> Aim
Reproduce the listing below character for character; drop every image.

> Recorded data
____
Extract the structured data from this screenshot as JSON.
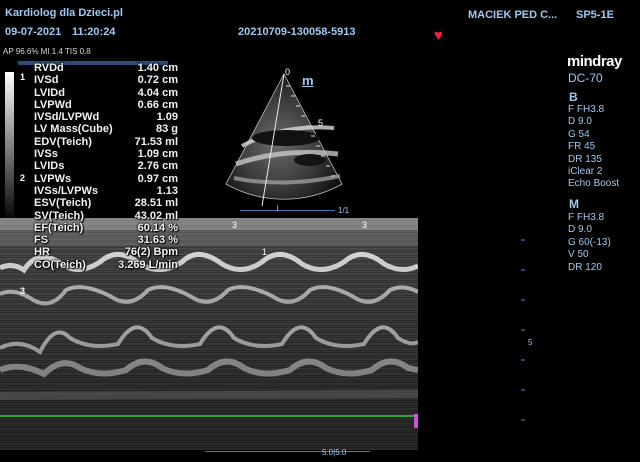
{
  "header": {
    "clinic": "Kardiolog dla Dzieci.pl",
    "date": "09-07-2021",
    "time": "11:20:24",
    "patient": "MACIEK PED C...",
    "probe": "SP5-1E",
    "exam_id": "20210709-130058-5913",
    "power_info": "AP 96.6%  MI 1.4  TIS 0.8"
  },
  "brand": {
    "logo": "mindray",
    "model": "DC-70"
  },
  "b_mode": {
    "label": "B",
    "params": [
      "F FH3.8",
      "D 9.0",
      "G 54",
      "FR 45",
      "DR 135",
      "iClear 2",
      "Echo Boost"
    ]
  },
  "m_mode": {
    "label": "M",
    "params": [
      "F FH3.8",
      "D 9.0",
      "G 60(-13)",
      "V 50",
      "DR 120"
    ]
  },
  "measurements": [
    {
      "name": "RVDd",
      "value": "1.40 cm"
    },
    {
      "name": "IVSd",
      "value": "0.72 cm"
    },
    {
      "name": "LVIDd",
      "value": "4.04 cm"
    },
    {
      "name": "LVPWd",
      "value": "0.66 cm"
    },
    {
      "name": "IVSd/LVPWd",
      "value": "1.09"
    },
    {
      "name": "LV Mass(Cube)",
      "value": "83 g"
    },
    {
      "name": "EDV(Teich)",
      "value": "71.53 ml"
    },
    {
      "name": "IVSs",
      "value": "1.09 cm"
    },
    {
      "name": "LVIDs",
      "value": "2.76 cm"
    },
    {
      "name": "LVPWs",
      "value": "0.97 cm"
    },
    {
      "name": "IVSs/LVPWs",
      "value": "1.13"
    },
    {
      "name": "ESV(Teich)",
      "value": "28.51 ml"
    },
    {
      "name": "SV(Teich)",
      "value": "43.02 ml"
    },
    {
      "name": "EF(Teich)",
      "value": "60.14 %"
    },
    {
      "name": "FS",
      "value": "31.63 %"
    },
    {
      "name": "HR",
      "value": "76(2) Bpm"
    },
    {
      "name": "CO(Teich)",
      "value": "3.269 L/min"
    }
  ],
  "meas_groups": [
    "1",
    "2",
    "3"
  ],
  "sector": {
    "m_label": "m",
    "depth0": "0",
    "depth5": "5",
    "ratio": "1/1"
  },
  "mmode_markers": {
    "mark_a": "3",
    "mark_b": "3",
    "mark_inner": "1"
  },
  "scale": {
    "right_tick": "5",
    "bottom_sweep": "5.0|5.0"
  },
  "colors": {
    "accent": "#9fc9f0",
    "heart": "#ff1e3a",
    "ecg": "#2bd24a"
  }
}
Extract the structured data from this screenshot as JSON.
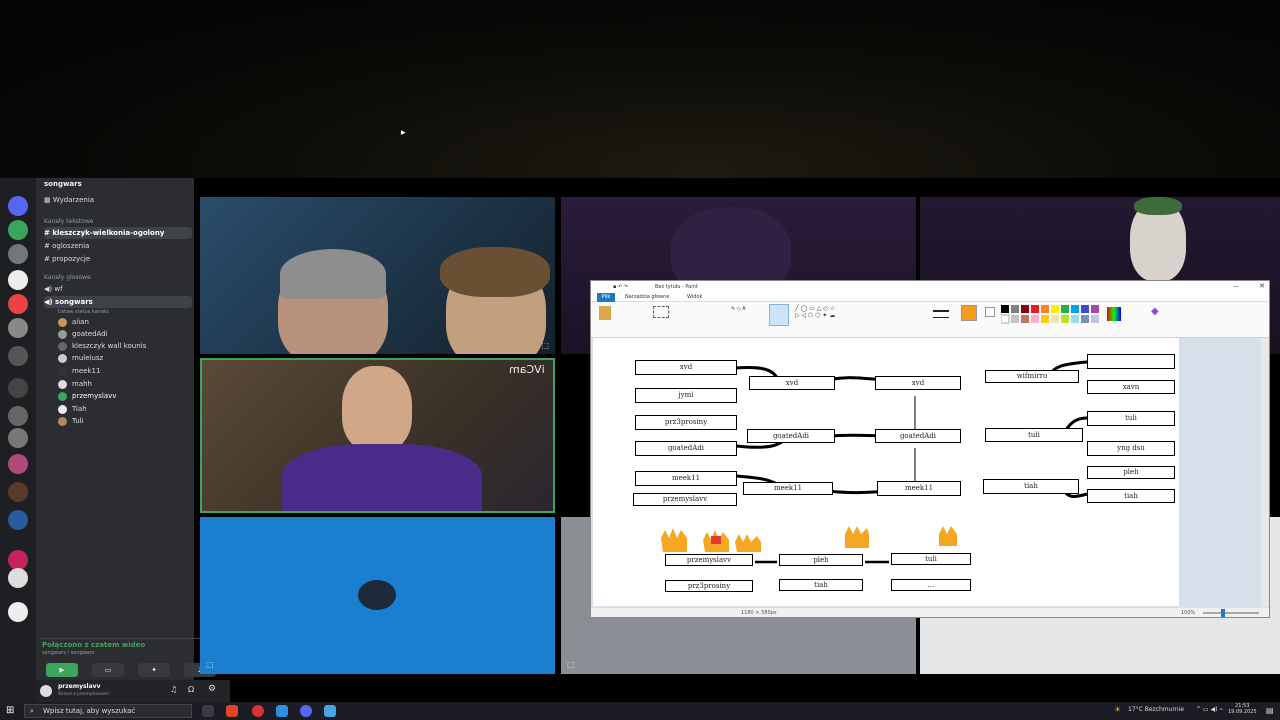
{
  "discord": {
    "server_name": "songwars",
    "events": "Wydarzenia",
    "text_category": "Kanały tekstowe",
    "text_channels": [
      {
        "name": "kleszczyk-wielkonia-ogolony",
        "selected": true
      },
      {
        "name": "ogloszenia",
        "selected": false
      },
      {
        "name": "propozycje",
        "selected": false
      }
    ],
    "voice_category": "Kanały głosowe",
    "voice_channels": [
      {
        "name": "wf",
        "selected": false
      },
      {
        "name": "songwars",
        "selected": true
      }
    ],
    "voice_status": "Ustaw status kanału",
    "voice_members": [
      "aiian",
      "goatedAdi",
      "kleszczyk wall kounis",
      "muleiusz",
      "meek11",
      "mahh",
      "przemyslavv",
      "Tiah",
      "Tuli"
    ],
    "connection_status": "Połączono z czatem wideo",
    "connection_path": "songwars / songwars",
    "user_name": "przemyslavv",
    "user_status": "Stream z przemyslavvem"
  },
  "video": {
    "cam_label": "iVCam"
  },
  "paint": {
    "title": "Bez tytułu - Paint",
    "tabs": [
      "Plik",
      "Narzędzia główne",
      "Widok"
    ],
    "status_size": "1180 × 580px",
    "zoom": "100%",
    "bracket_boxes": [
      "xvd",
      "jymi",
      "prz3prosiny",
      "goatedAdi",
      "meek11",
      "przemyslavv",
      "xvd",
      "goatedAdi",
      "meek11",
      "xvd",
      "goatedAdi",
      "meek11",
      "wifmirro",
      "xavn",
      "tuli",
      "tuli",
      "yng dsu",
      "pleh",
      "tiah",
      "tiah",
      "przemyslavv",
      "prz3prosiny",
      "pleh",
      "tiah",
      "tuli",
      "..."
    ]
  },
  "taskbar": {
    "search_placeholder": "Wpisz tutaj, aby wyszukać",
    "weather": "17°C Bezchmurnie",
    "time": "21:53",
    "date": "19.09.2025"
  }
}
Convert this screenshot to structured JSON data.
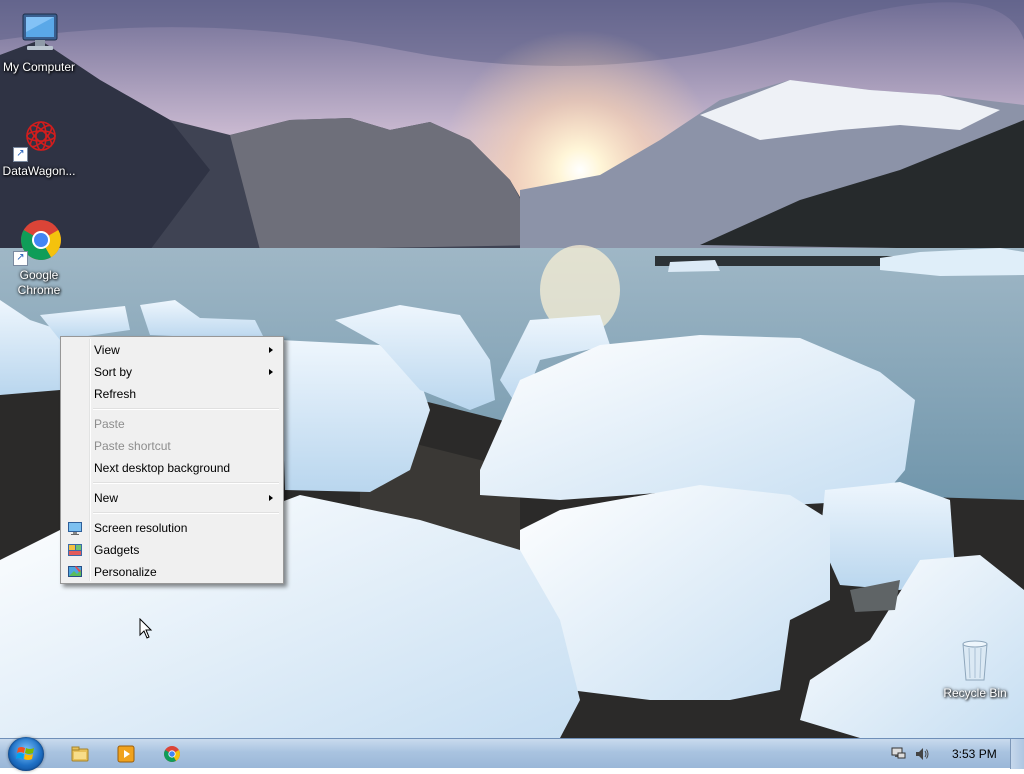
____
> Problem solution
Extract the structured data from this screenshot as JSON.
{
  "header": {
    "clinic": "Kardiolog dla Dzieci.pl",
    "date": "09-07-2021",
    "time": "11:20:24",
    "patient": "MACIEK PED C...",
    "probe": "SP5-1E",
    "exam_id": "20210709-130058-5913",
    "power_info": "AP 96.6%  MI 1.4  TIS 0.8"
  },
  "brand": {
    "logo": "mindray",
    "model": "DC-70"
  },
  "b_mode": {
    "label": "B",
    "params": [
      "F FH3.8",
      "D 9.0",
      "G 54",
      "FR 45",
      "DR 135",
      "iClear 2",
      "Echo Boost"
    ]
  },
  "m_mode": {
    "label": "M",
    "params": [
      "F FH3.8",
      "D 9.0",
      "G 60(-13)",
      "V 50",
      "DR 120"
    ]
  },
  "measurements": [
    {
      "name": "RVDd",
      "value": "1.40 cm"
    },
    {
      "name": "IVSd",
      "value": "0.72 cm"
    },
    {
      "name": "LVIDd",
      "value": "4.04 cm"
    },
    {
      "name": "LVPWd",
      "value": "0.66 cm"
    },
    {
      "name": "IVSd/LVPWd",
      "value": "1.09"
    },
    {
      "name": "LV Mass(Cube)",
      "value": "83 g"
    },
    {
      "name": "EDV(Teich)",
      "value": "71.53 ml"
    },
    {
      "name": "IVSs",
      "value": "1.09 cm"
    },
    {
      "name": "LVIDs",
      "value": "2.76 cm"
    },
    {
      "name": "LVPWs",
      "value": "0.97 cm"
    },
    {
      "name": "IVSs/LVPWs",
      "value": "1.13"
    },
    {
      "name": "ESV(Teich)",
      "value": "28.51 ml"
    },
    {
      "name": "SV(Teich)",
      "value": "43.02 ml"
    },
    {
      "name": "EF(Teich)",
      "value": "60.14 %"
    },
    {
      "name": "FS",
      "value": "31.63 %"
    },
    {
      "name": "HR",
      "value": "76(2) Bpm"
    },
    {
      "name": "CO(Teich)",
      "value": "3.269 L/min"
    }
  ],
  "meas_groups": [
    "1",
    "2",
    "3"
  ],
  "sector": {
    "m_label": "m",
    "depth0": "0",
    "depth5": "5",
    "ratio": "1/1"
  },
  "mmode_markers": {
    "mark_a": "3",
    "mark_b": "3",
    "mark_inner": "1"
  },
  "scale": {
    "right_tick": "5",
    "bottom_sweep": "5.0|5.0"
  },
  "colors": {
    "accent": "#9fc9f0",
    "heart": "#ff1e3a",
    "ecg": "#2bd24a"
  }
}
Extract the structured data from this screenshot as JSON.
{
  "discord": {
    "server_name": "songwars",
    "events": "Wydarzenia",
    "text_category": "Kanały tekstowe",
    "text_channels": [
      {
        "name": "kleszczyk-wielkonia-ogolony",
        "selected": true
      },
      {
        "name": "ogloszenia",
        "selected": false
      },
      {
        "name": "propozycje",
        "selected": false
      }
    ],
    "voice_category": "Kanały głosowe",
    "voice_channels": [
      {
        "name": "wf",
        "selected": false
      },
      {
        "name": "songwars",
        "selected": true
      }
    ],
    "voice_status": "Ustaw status kanału",
    "voice_members": [
      "aiian",
      "goatedAdi",
      "kleszczyk wall kounis",
      "muleiusz",
      "meek11",
      "mahh",
      "przemyslavv",
      "Tiah",
      "Tuli"
    ],
    "connection_status": "Połączono z czatem wideo",
    "connection_path": "songwars / songwars",
    "user_name": "przemyslavv",
    "user_status": "Stream z przemyslavvem"
  },
  "video": {
    "cam_label": "iVCam"
  },
  "paint": {
    "title": "Bez tytułu - Paint",
    "tabs": [
      "Plik",
      "Narzędzia główne",
      "Widok"
    ],
    "status_size": "1180 × 580px",
    "zoom": "100%",
    "bracket_boxes": [
      "xvd",
      "jymi",
      "prz3prosiny",
      "goatedAdi",
      "meek11",
      "przemyslavv",
      "xvd",
      "goatedAdi",
      "meek11",
      "xvd",
      "goatedAdi",
      "meek11",
      "wifmirro",
      "xavn",
      "tuli",
      "tuli",
      "yng dsu",
      "pleh",
      "tiah",
      "tiah",
      "przemyslavv",
      "prz3prosiny",
      "pleh",
      "tiah",
      "tuli",
      "..."
    ]
  },
  "taskbar": {
    "search_placeholder": "Wpisz tutaj, aby wyszukać",
    "weather": "17°C Bezchmurnie",
    "time": "21:53",
    "date": "19.09.2025"
  }
}
Convert this screenshot to structured JSON data.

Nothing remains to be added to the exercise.